** BEGIN DATA SHOWN **

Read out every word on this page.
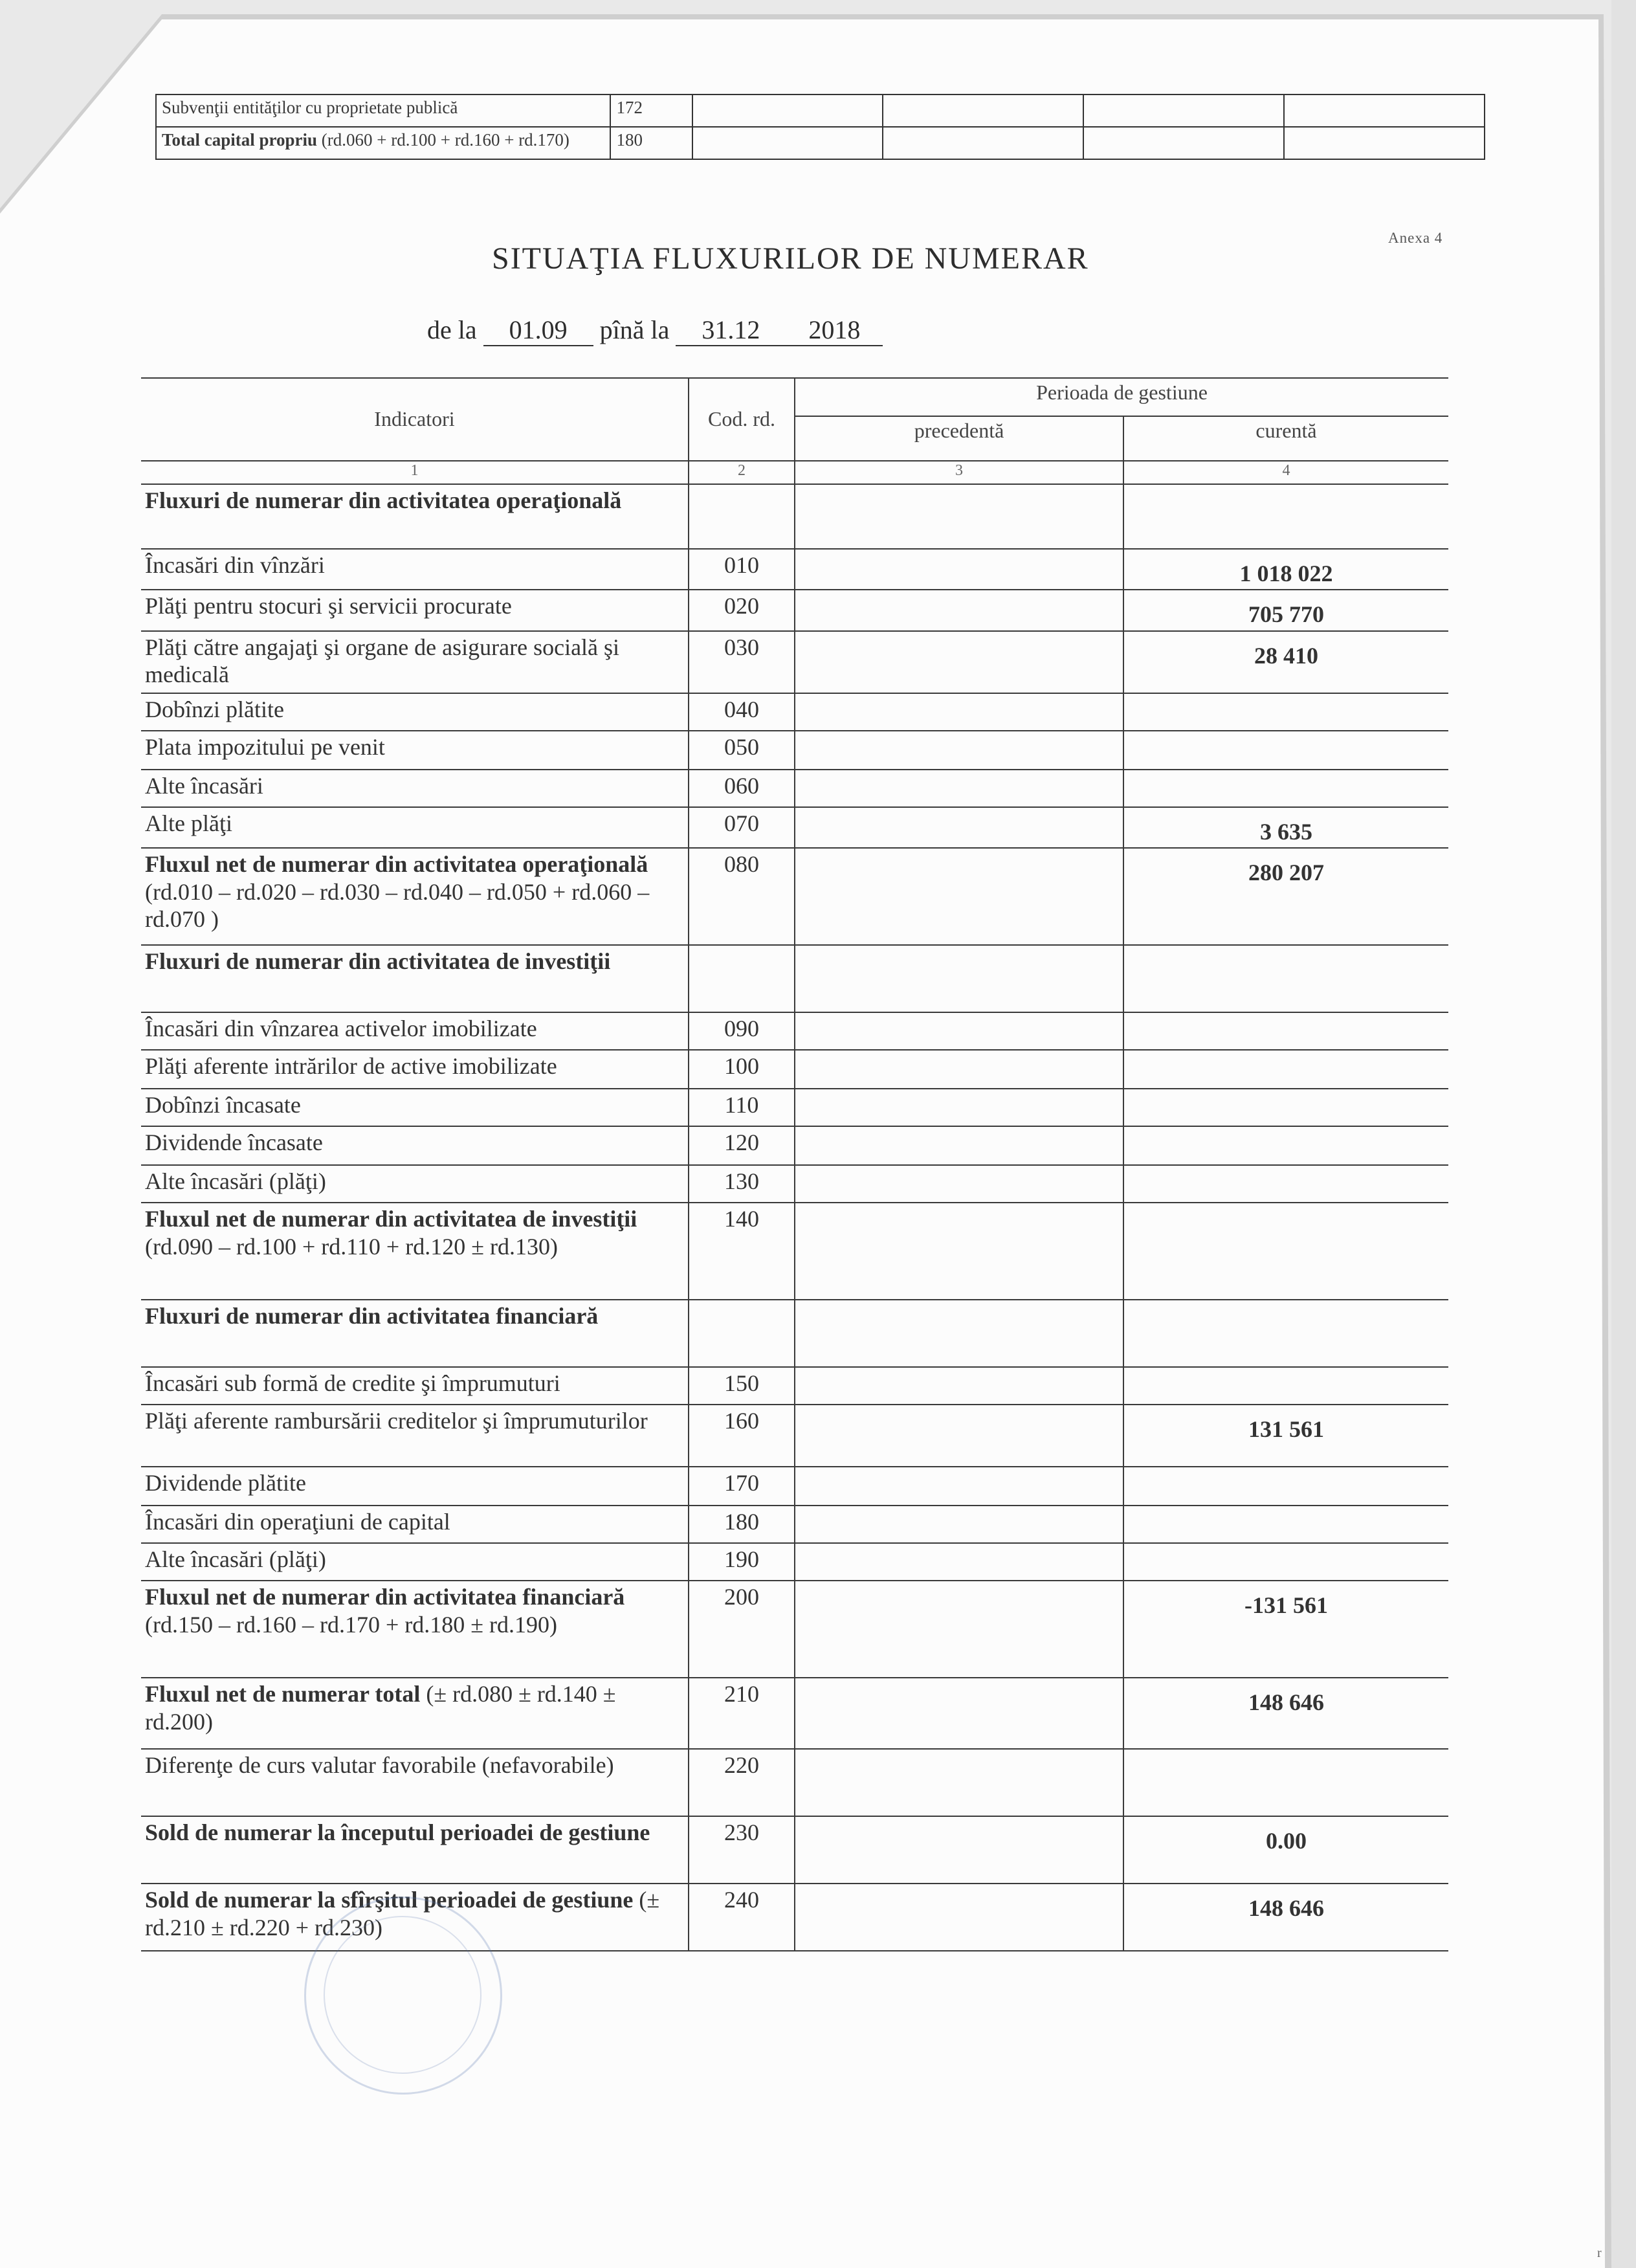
Subvenţii entităţilor cu proprietate publică	172				
Total capital propriu (rd.060 + rd.100 + rd.160 + rd.170)	180				
Anexa 4
SITUAŢIA FLUXURILOR DE NUMERAR
de la 01.09 pînă la 31.12 2018
Indicatori	Cod. rd.	Perioada de gestiune	
		precedentă	curentă
1	2	3	4
Fluxuri de numerar din activitatea operaţională			
Încasări din vînzări	010		1 018 022
Plăţi pentru stocuri şi servicii procurate	020		705 770
Plăţi către angajaţi şi organe de asigurare socială şi medicală	030		28 410
Dobînzi plătite	040		
Plata impozitului pe venit	050		
Alte încasări	060		
Alte plăţi	070		3 635
Fluxul net de numerar din activitatea operaţională (rd.010 – rd.020 – rd.030 – rd.040 – rd.050 + rd.060 – rd.070 )	080		280 207
Fluxuri de numerar din activitatea de investiţii			
Încasări din vînzarea activelor imobilizate	090		
Plăţi aferente intrărilor de active imobilizate	100		
Dobînzi încasate	110		
Dividende încasate	120		
Alte încasări (plăţi)	130		
Fluxul net de numerar din activitatea de investiţii (rd.090 – rd.100 + rd.110 + rd.120 ± rd.130)	140		
Fluxuri de numerar din activitatea financiară			
Încasări sub formă de credite şi împrumuturi	150		
Plăţi aferente rambursării creditelor şi împrumuturilor	160		131 561
Dividende plătite	170		
Încasări din operaţiuni de capital	180		
Alte încasări (plăţi)	190		
Fluxul net de numerar din activitatea financiară (rd.150 – rd.160 – rd.170 + rd.180 ± rd.190)	200		-131 561
Fluxul net de numerar total (± rd.080 ± rd.140 ± rd.200)	210		148 646
Diferenţe de curs valutar favorabile (nefavorabile)	220		
Sold de numerar la începutul perioadei de gestiune	230		0.00
Sold de numerar la sfîrşitul perioadei de gestiune (± rd.210 ± rd.220 + rd.230)	240		148 646
r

** END DATA SHOWN **

◆ **TASK OBJECTIVE**
From the data above, gather every line that includes the word "Alte".

◆ **FINAL ANSWER**
Alte încasări	060		
Alte plăţi	070		3 635
Alte încasări (plăţi)	130		
Alte încasări (plăţi)	190		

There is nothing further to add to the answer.